[Figure dataset records]
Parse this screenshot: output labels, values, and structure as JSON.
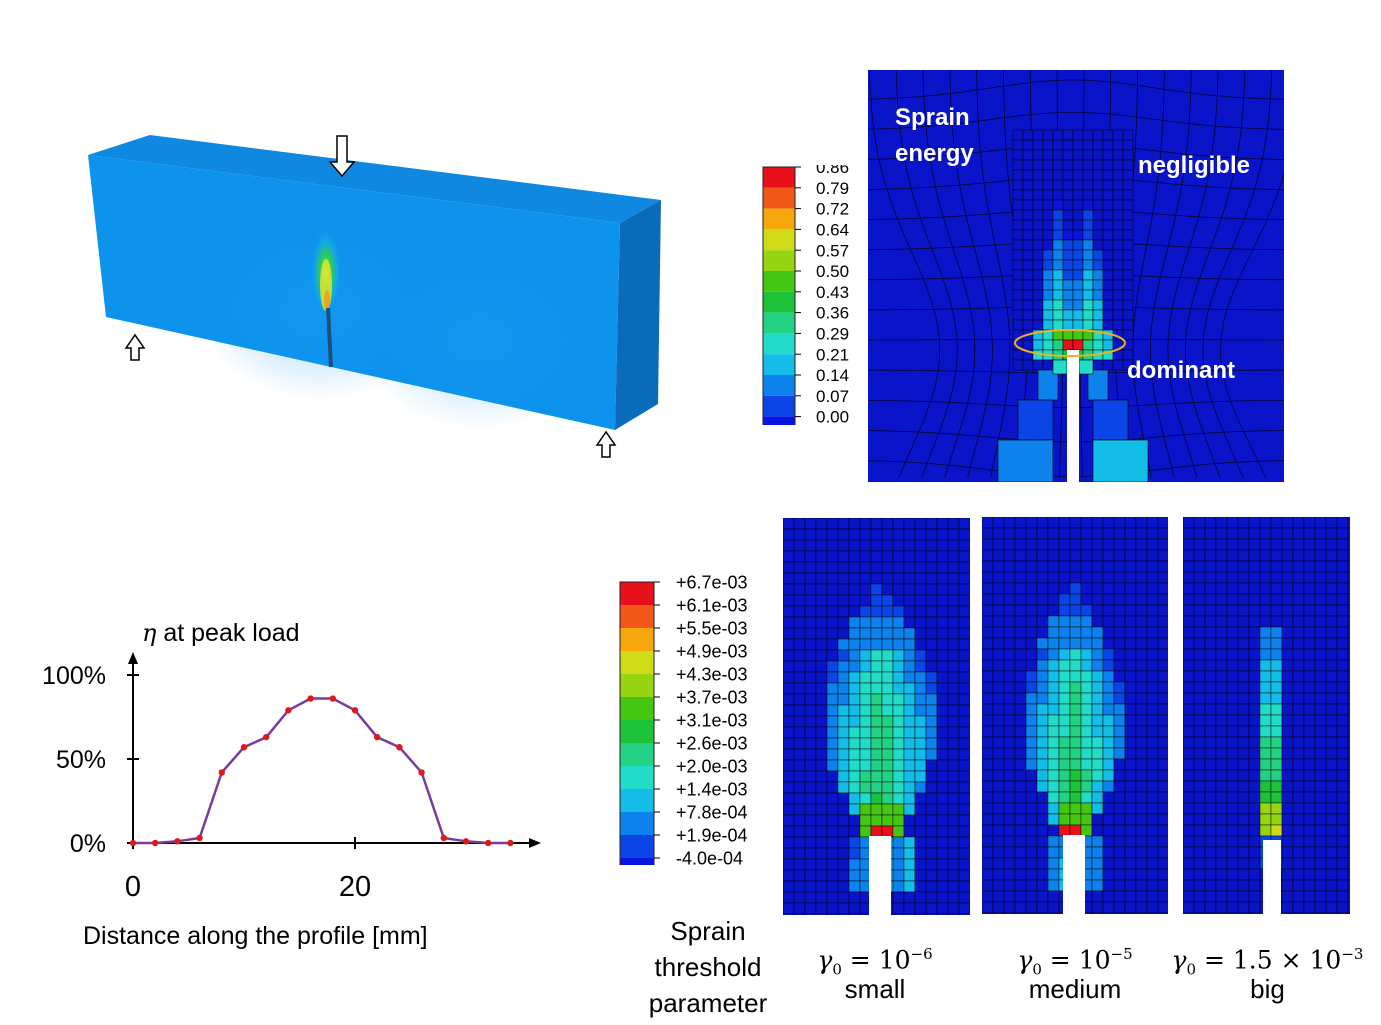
{
  "beam": {
    "colors": {
      "top": "#0f88e0",
      "front": "#0d93ec",
      "side": "#0a6cb9",
      "crack": "#1d4f7a"
    }
  },
  "panel_top": {
    "legend": {
      "values": [
        "0.86",
        "0.79",
        "0.72",
        "0.64",
        "0.57",
        "0.50",
        "0.43",
        "0.36",
        "0.29",
        "0.21",
        "0.14",
        "0.07",
        "0.00"
      ],
      "colors": [
        "#e8101a",
        "#f2581a",
        "#f6a70d",
        "#cfdb19",
        "#96d50f",
        "#45c613",
        "#1cc23a",
        "#22d183",
        "#22dcc8",
        "#14bde8",
        "#0d82ec",
        "#0c45e6",
        "#0a14e0"
      ]
    },
    "labels": {
      "sprain": "Sprain",
      "energy": "energy",
      "negligible": "negligible",
      "dominant": "dominant"
    }
  },
  "panel_bottom": {
    "legend": {
      "values": [
        "+6.7e-03",
        "+6.1e-03",
        "+5.5e-03",
        "+4.9e-03",
        "+4.3e-03",
        "+3.7e-03",
        "+3.1e-03",
        "+2.6e-03",
        "+2.0e-03",
        "+1.4e-03",
        "+7.8e-04",
        "+1.9e-04",
        "-4.0e-04"
      ],
      "colors": [
        "#e8101a",
        "#f2581a",
        "#f6a70d",
        "#cfdb19",
        "#96d50f",
        "#45c613",
        "#1cc23a",
        "#22d183",
        "#22dcc8",
        "#14bde8",
        "#0d82ec",
        "#0c45e6",
        "#0a14e0"
      ]
    },
    "caption_lines": [
      "Sprain",
      "threshold",
      "parameter"
    ],
    "cases": [
      {
        "math_symbol": "γ",
        "math_sub": "0",
        "math_rest": " = 10",
        "math_exp": "−6",
        "word": "small"
      },
      {
        "math_symbol": "γ",
        "math_sub": "0",
        "math_rest": " = 10",
        "math_exp": "−5",
        "word": "medium"
      },
      {
        "math_symbol": "γ",
        "math_sub": "0",
        "math_rest": " = 1.5 × 10",
        "math_exp": "−3",
        "word": "big"
      }
    ]
  },
  "profile_plot": {
    "title_symbol": "η",
    "title_rest": " at peak load",
    "xlabel": "Distance along the profile [mm]"
  },
  "chart_data": {
    "type": "line",
    "title": "η at peak load",
    "xlabel": "Distance along the profile [mm]",
    "ylabel": "",
    "xticks": [
      "0",
      "20"
    ],
    "yticks": [
      "0%",
      "50%",
      "100%"
    ],
    "xlim": [
      0,
      36
    ],
    "ylim": [
      0,
      100
    ],
    "line_color": "#7b3aa0",
    "marker_color": "#e01818",
    "x": [
      0,
      2,
      4,
      6,
      8,
      10,
      12,
      14,
      16,
      18,
      20,
      22,
      24,
      26,
      28,
      30,
      32,
      34
    ],
    "y": [
      0,
      0,
      1,
      3,
      42,
      57,
      63,
      79,
      86,
      86,
      79,
      63,
      57,
      42,
      3,
      1,
      0,
      0
    ]
  }
}
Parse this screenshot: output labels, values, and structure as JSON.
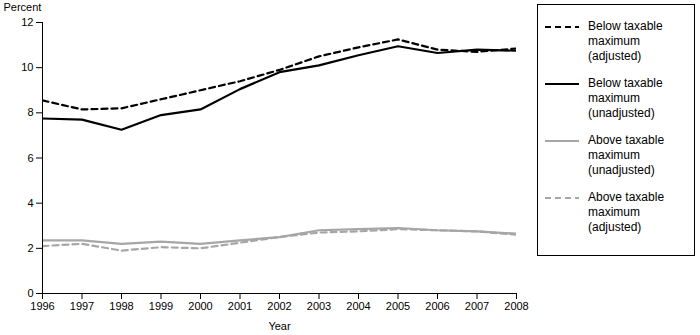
{
  "chart_data": {
    "type": "line",
    "x_label": "Year",
    "y_label": "Percent",
    "x": [
      1996,
      1997,
      1998,
      1999,
      2000,
      2001,
      2002,
      2003,
      2004,
      2005,
      2006,
      2007,
      2008
    ],
    "series": [
      {
        "name": "Below taxable maximum (adjusted)",
        "color": "#000000",
        "line_style": "dashed",
        "values": [
          8.55,
          8.15,
          8.2,
          8.6,
          9.0,
          9.4,
          9.9,
          10.5,
          10.9,
          11.25,
          10.8,
          10.7,
          10.85
        ]
      },
      {
        "name": "Below taxable maximum (unadjusted)",
        "color": "#000000",
        "line_style": "solid",
        "values": [
          7.75,
          7.7,
          7.25,
          7.9,
          8.15,
          9.05,
          9.8,
          10.1,
          10.55,
          10.95,
          10.65,
          10.8,
          10.75
        ]
      },
      {
        "name": "Above taxable maximum (unadjusted)",
        "color": "#a6a6a6",
        "line_style": "solid",
        "values": [
          2.35,
          2.35,
          2.2,
          2.3,
          2.2,
          2.35,
          2.5,
          2.8,
          2.85,
          2.9,
          2.8,
          2.75,
          2.65
        ]
      },
      {
        "name": "Above taxable maximum (adjusted)",
        "color": "#a6a6a6",
        "line_style": "dashed",
        "values": [
          2.1,
          2.2,
          1.9,
          2.05,
          2.0,
          2.25,
          2.5,
          2.7,
          2.75,
          2.85,
          2.8,
          2.75,
          2.6
        ]
      }
    ],
    "xlim": [
      1996,
      2008
    ],
    "xticks": [
      1996,
      1997,
      1998,
      1999,
      2000,
      2001,
      2002,
      2003,
      2004,
      2005,
      2006,
      2007,
      2008
    ],
    "ylim": [
      0,
      12
    ],
    "yticks": [
      0,
      2,
      4,
      6,
      8,
      10,
      12
    ],
    "grid": false,
    "legend": "right"
  }
}
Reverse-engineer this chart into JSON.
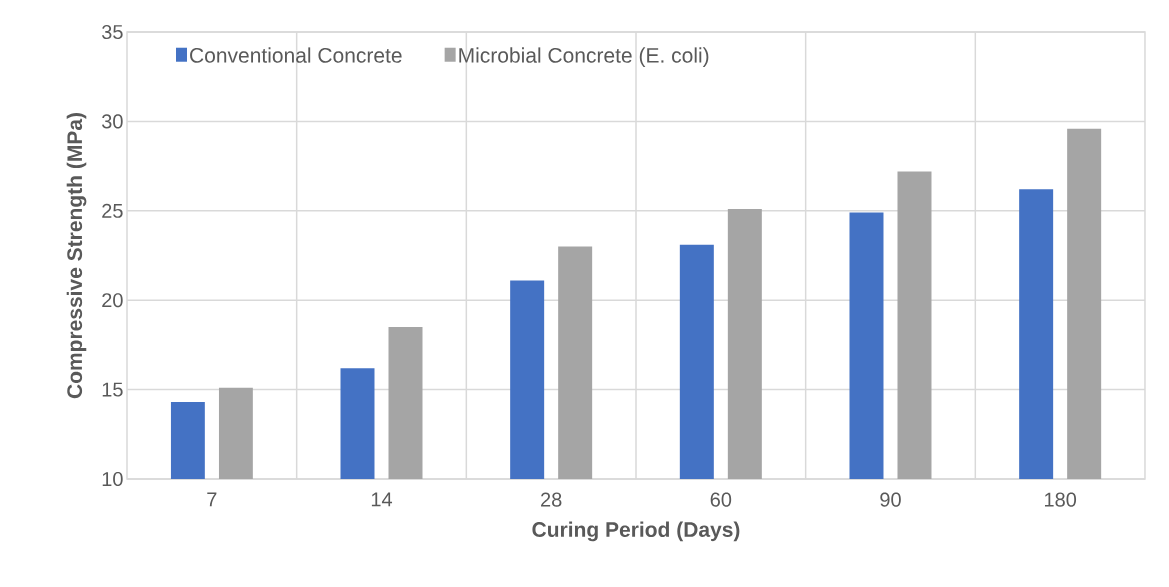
{
  "chart_data": {
    "type": "bar",
    "xlabel": "Curing Period (Days)",
    "ylabel": "Compressive Strength  (MPa)",
    "categories": [
      "7",
      "14",
      "28",
      "60",
      "90",
      "180"
    ],
    "series": [
      {
        "name": "Conventional Concrete",
        "color": "#4472c4",
        "values": [
          14.3,
          16.2,
          21.1,
          23.1,
          24.9,
          26.2
        ]
      },
      {
        "name": "Microbial Concrete (E. coli)",
        "color": "#a5a5a5",
        "values": [
          15.1,
          18.5,
          23.0,
          25.1,
          27.2,
          29.6
        ]
      }
    ],
    "ylim": [
      10,
      35
    ],
    "yticks": [
      10,
      15,
      20,
      25,
      30,
      35
    ],
    "grid": true,
    "legend": "top left"
  }
}
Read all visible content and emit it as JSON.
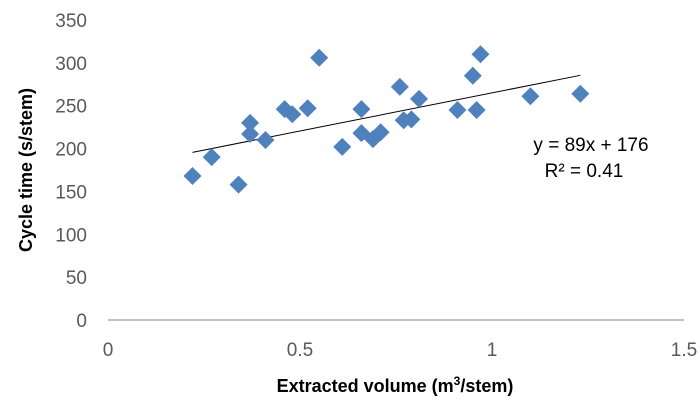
{
  "chart_data": {
    "type": "scatter",
    "xlabel_main": "Extracted volume (m",
    "xlabel_sup": "3",
    "xlabel_end": "/stem)",
    "ylabel": "Cycle time (s/stem)",
    "xlim": [
      0,
      1.5
    ],
    "ylim": [
      0,
      350
    ],
    "x_ticks": [
      "0",
      "0.5",
      "1",
      "1.5"
    ],
    "y_ticks": [
      "0",
      "50",
      "100",
      "150",
      "200",
      "250",
      "300",
      "350"
    ],
    "grid": false,
    "marker_color": "#4F81BD",
    "points": [
      {
        "x": 0.22,
        "y": 168
      },
      {
        "x": 0.27,
        "y": 190
      },
      {
        "x": 0.34,
        "y": 158
      },
      {
        "x": 0.37,
        "y": 230
      },
      {
        "x": 0.37,
        "y": 217
      },
      {
        "x": 0.41,
        "y": 210
      },
      {
        "x": 0.46,
        "y": 246
      },
      {
        "x": 0.48,
        "y": 240
      },
      {
        "x": 0.52,
        "y": 247
      },
      {
        "x": 0.55,
        "y": 306
      },
      {
        "x": 0.61,
        "y": 202
      },
      {
        "x": 0.66,
        "y": 246
      },
      {
        "x": 0.66,
        "y": 218
      },
      {
        "x": 0.69,
        "y": 211
      },
      {
        "x": 0.71,
        "y": 219
      },
      {
        "x": 0.76,
        "y": 272
      },
      {
        "x": 0.77,
        "y": 233
      },
      {
        "x": 0.79,
        "y": 234
      },
      {
        "x": 0.81,
        "y": 258
      },
      {
        "x": 0.91,
        "y": 245
      },
      {
        "x": 0.95,
        "y": 285
      },
      {
        "x": 0.96,
        "y": 245
      },
      {
        "x": 0.97,
        "y": 310
      },
      {
        "x": 1.1,
        "y": 261
      },
      {
        "x": 1.23,
        "y": 264
      }
    ],
    "trendline": {
      "slope": 89,
      "intercept": 176,
      "x_range": [
        0.22,
        1.23
      ],
      "equation_label": "y = 89x + 176",
      "r2_label": "R² = 0.41"
    }
  }
}
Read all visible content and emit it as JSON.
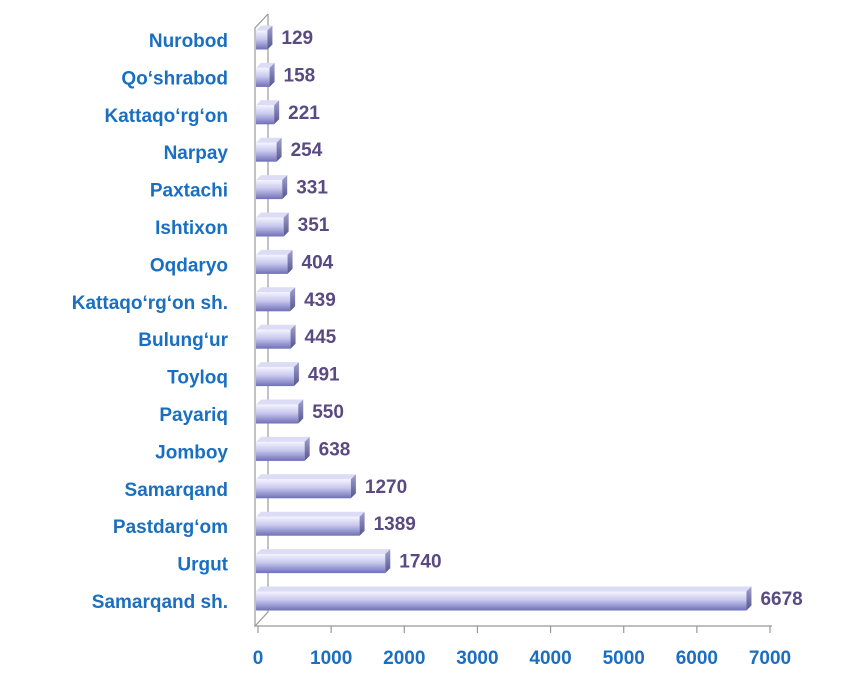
{
  "chart_data": {
    "type": "bar",
    "orientation": "horizontal",
    "categories": [
      "Nurobod",
      "Qo‘shrabod",
      "Kattaqo‘rg‘on",
      "Narpay",
      "Paxtachi",
      "Ishtixon",
      "Oqdaryo",
      "Kattaqo‘rg‘on sh.",
      "Bulung‘ur",
      "Toyloq",
      "Payariq",
      "Jomboy",
      "Samarqand",
      "Pastdarg‘om",
      "Urgut",
      "Samarqand sh."
    ],
    "values": [
      129,
      158,
      221,
      254,
      331,
      351,
      404,
      439,
      445,
      491,
      550,
      638,
      1270,
      1389,
      1740,
      6678
    ],
    "color": "#9a9ad8",
    "xlim": [
      0,
      7000
    ],
    "xticks": [
      0,
      1000,
      2000,
      3000,
      4000,
      5000,
      6000,
      7000
    ],
    "grid": false
  }
}
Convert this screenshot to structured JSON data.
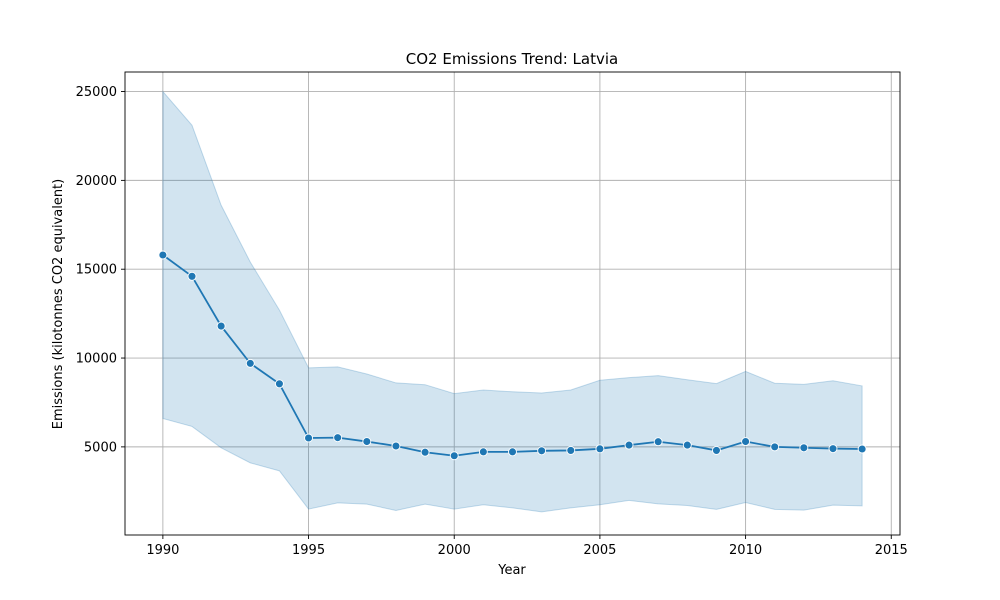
{
  "chart_data": {
    "type": "line",
    "title": "CO2 Emissions Trend: Latvia",
    "xlabel": "Year",
    "ylabel": "Emissions (kilotonnes CO2 equivalent)",
    "xlim": [
      1988.7,
      2015.3
    ],
    "ylim": [
      40,
      26100
    ],
    "xticks": [
      1990,
      1995,
      2000,
      2005,
      2010,
      2015
    ],
    "yticks": [
      5000,
      10000,
      15000,
      20000,
      25000
    ],
    "grid": true,
    "colors": {
      "line": "#1f77b4",
      "band": "#1f77b4"
    },
    "x": [
      1990,
      1991,
      1992,
      1993,
      1994,
      1995,
      1996,
      1997,
      1998,
      1999,
      2000,
      2001,
      2002,
      2003,
      2004,
      2005,
      2006,
      2007,
      2008,
      2009,
      2010,
      2011,
      2012,
      2013,
      2014
    ],
    "y": [
      15800,
      14600,
      11800,
      9700,
      8550,
      5500,
      5520,
      5300,
      5050,
      4700,
      4500,
      4720,
      4720,
      4780,
      4800,
      4890,
      5100,
      5290,
      5100,
      4800,
      5300,
      5000,
      4950,
      4900,
      4880
    ],
    "band_upper": [
      25000,
      23100,
      18600,
      15400,
      12700,
      9450,
      9500,
      9100,
      8600,
      8500,
      8000,
      8200,
      8100,
      8030,
      8200,
      8750,
      8900,
      9010,
      8780,
      8560,
      9250,
      8580,
      8520,
      8720,
      8430
    ],
    "band_lower": [
      6600,
      6150,
      4950,
      4100,
      3650,
      1500,
      1850,
      1780,
      1420,
      1780,
      1500,
      1740,
      1570,
      1340,
      1570,
      1740,
      1990,
      1790,
      1700,
      1480,
      1870,
      1480,
      1440,
      1720,
      1680
    ]
  }
}
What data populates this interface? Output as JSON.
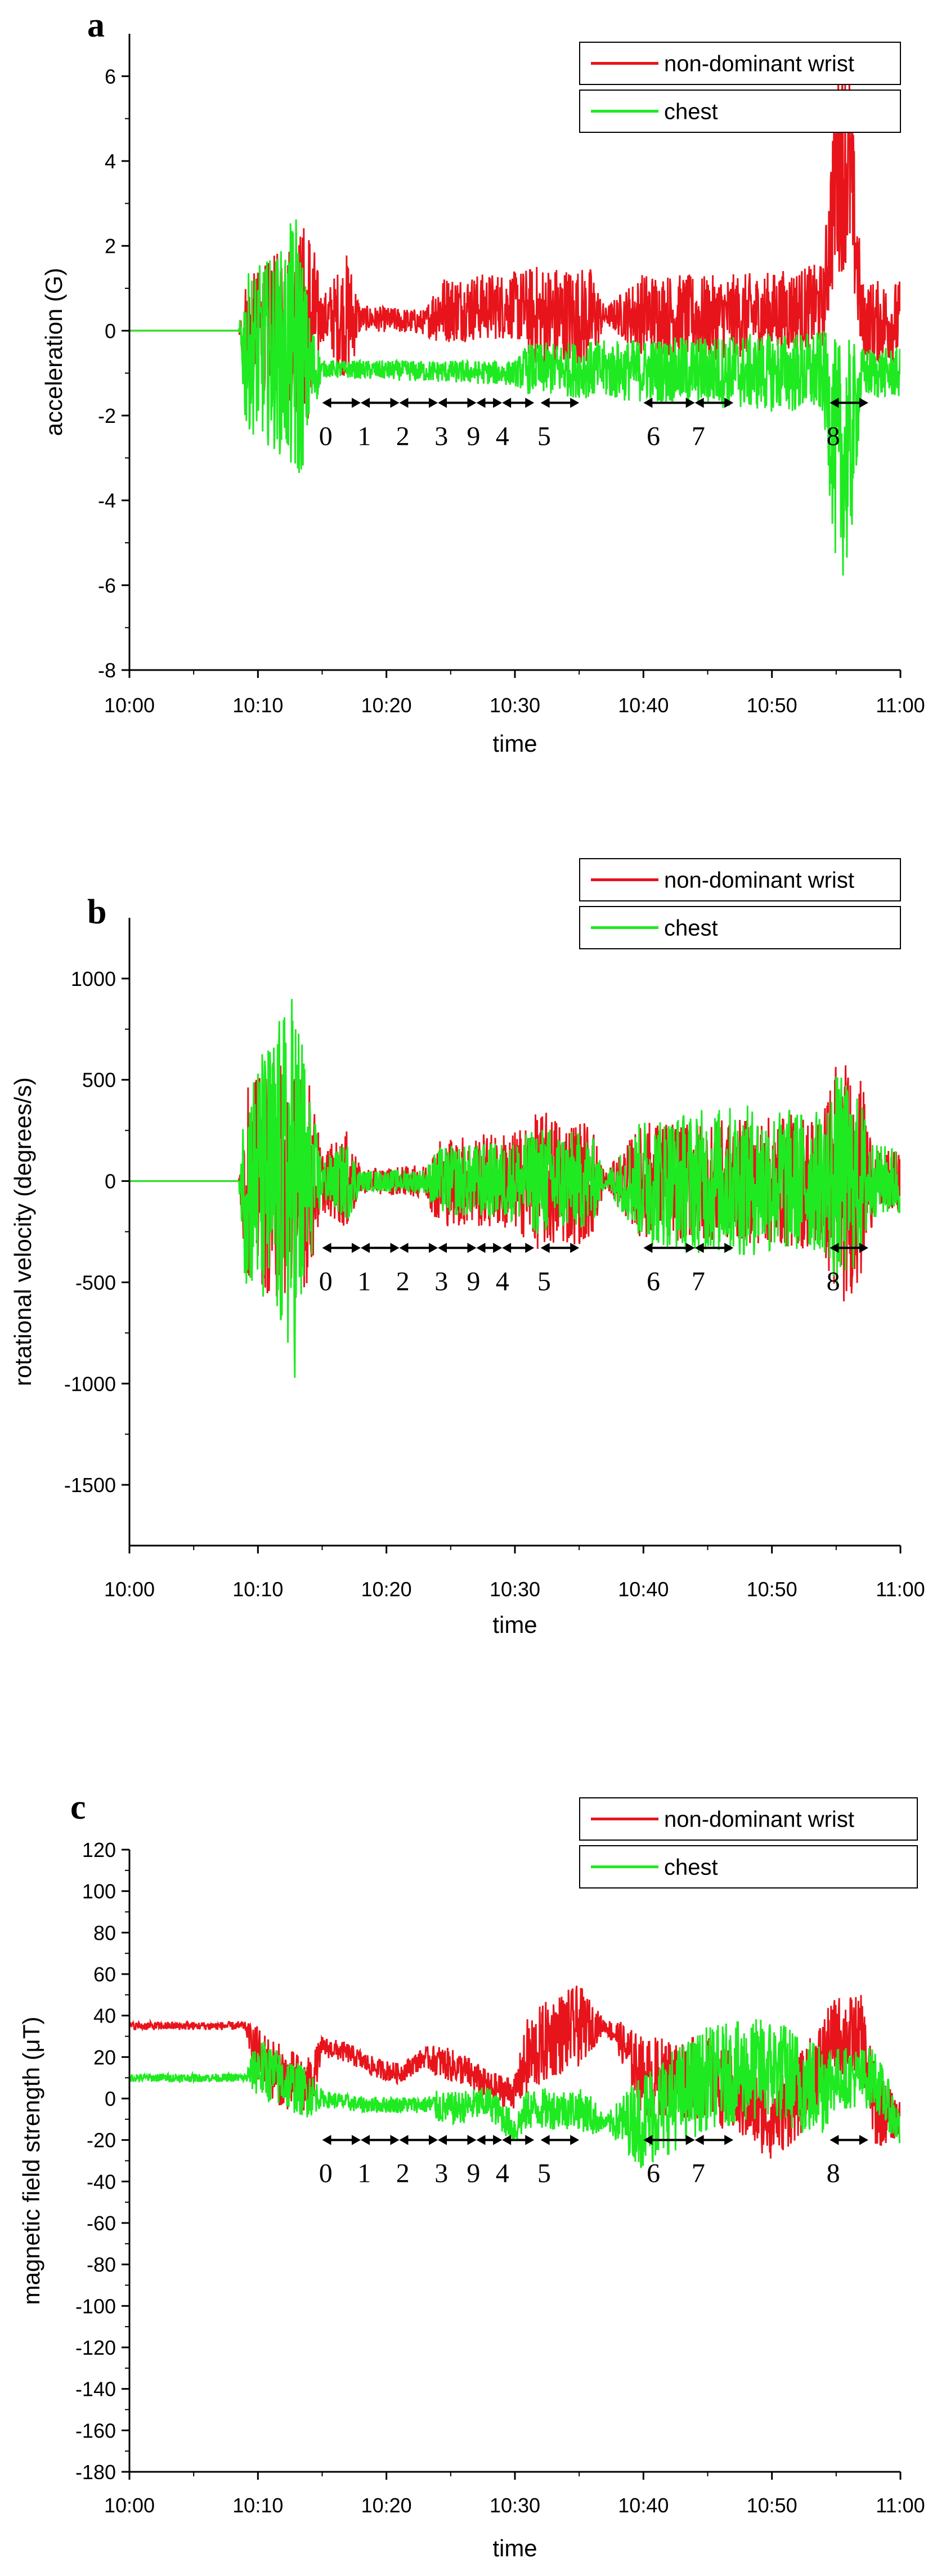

**Given task**: Gather every line from the listing above in which the word "Distance" appears.

**Answer to the problem**:
    "xlabel": "Distance along the profile [mm]"
    "xlabel": "Distance along the profile [mm]",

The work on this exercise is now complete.